What the exercise asks: Wherever "title" appears in a line, copy that line.

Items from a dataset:

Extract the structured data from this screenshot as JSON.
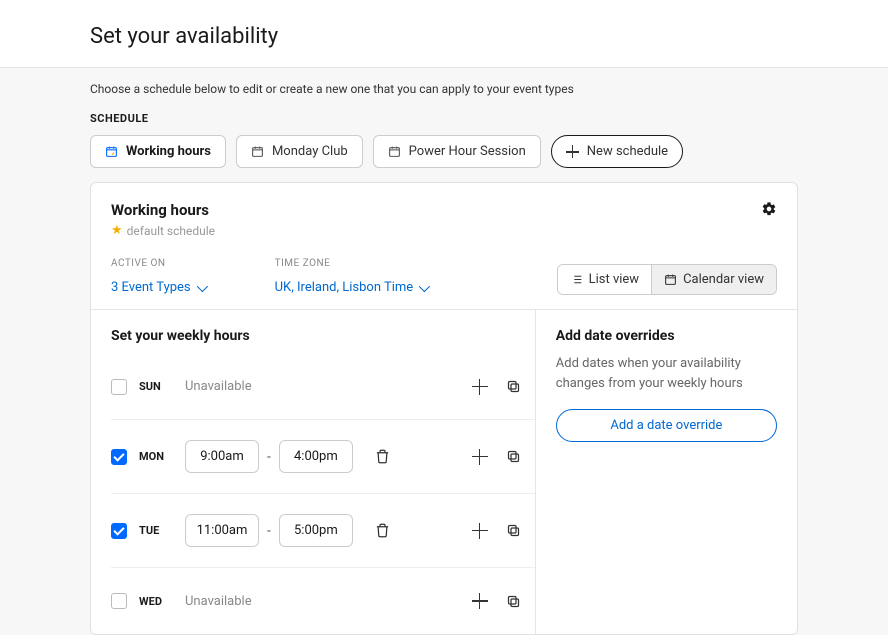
{
  "header": {
    "title": "Set your availability"
  },
  "intro": "Choose a schedule below to edit or create a new one that you can apply to your event types",
  "schedule_label": "SCHEDULE",
  "schedule_tabs": [
    {
      "label": "Working hours",
      "active": true
    },
    {
      "label": "Monday Club",
      "active": false
    },
    {
      "label": "Power Hour Session",
      "active": false
    }
  ],
  "new_schedule_label": "New schedule",
  "card": {
    "title": "Working hours",
    "default_label": "default schedule",
    "active_on_label": "ACTIVE ON",
    "active_on_value": "3 Event Types",
    "timezone_label": "TIME ZONE",
    "timezone_value": "UK, Ireland, Lisbon Time",
    "view_list": "List view",
    "view_cal": "Calendar view"
  },
  "weekly": {
    "title": "Set your weekly hours",
    "days": [
      {
        "key": "sun",
        "label": "SUN",
        "checked": false,
        "unavailable": "Unavailable"
      },
      {
        "key": "mon",
        "label": "MON",
        "checked": true,
        "start": "9:00am",
        "end": "4:00pm"
      },
      {
        "key": "tue",
        "label": "TUE",
        "checked": true,
        "start": "11:00am",
        "end": "5:00pm"
      },
      {
        "key": "wed",
        "label": "WED",
        "checked": false,
        "unavailable": "Unavailable"
      }
    ]
  },
  "overrides": {
    "title": "Add date overrides",
    "desc": "Add dates when your availability changes from your weekly hours",
    "button": "Add a date override"
  }
}
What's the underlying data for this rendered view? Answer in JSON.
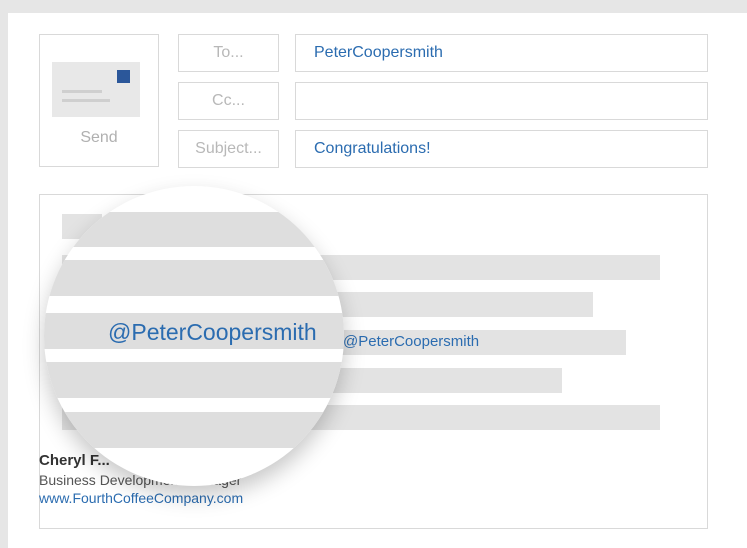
{
  "compose": {
    "send_label": "Send",
    "to_label": "To...",
    "cc_label": "Cc...",
    "subject_label": "Subject...",
    "to_value": "PeterCoopersmith",
    "cc_value": "",
    "subject_value": "Congratulations!"
  },
  "body": {
    "mention_inline": "@PeterCoopersmith",
    "mention_magnified": "@PeterCoopersmith"
  },
  "signature": {
    "name": "Cheryl F...",
    "title": "Business Development Manager",
    "website": "www.FourthCoffeeCompany.com"
  },
  "icons": {
    "send": "envelope-icon"
  },
  "colors": {
    "accent": "#2b6cb0",
    "stamp": "#2b579a",
    "placeholder_bar": "#e3e3e3"
  }
}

Full output:
    "title": "Set your availability"
    "title": "Working hours",
    "title": "Set your weekly hours",
    "title": "Add date overrides",
    "title": "Business Development Manager",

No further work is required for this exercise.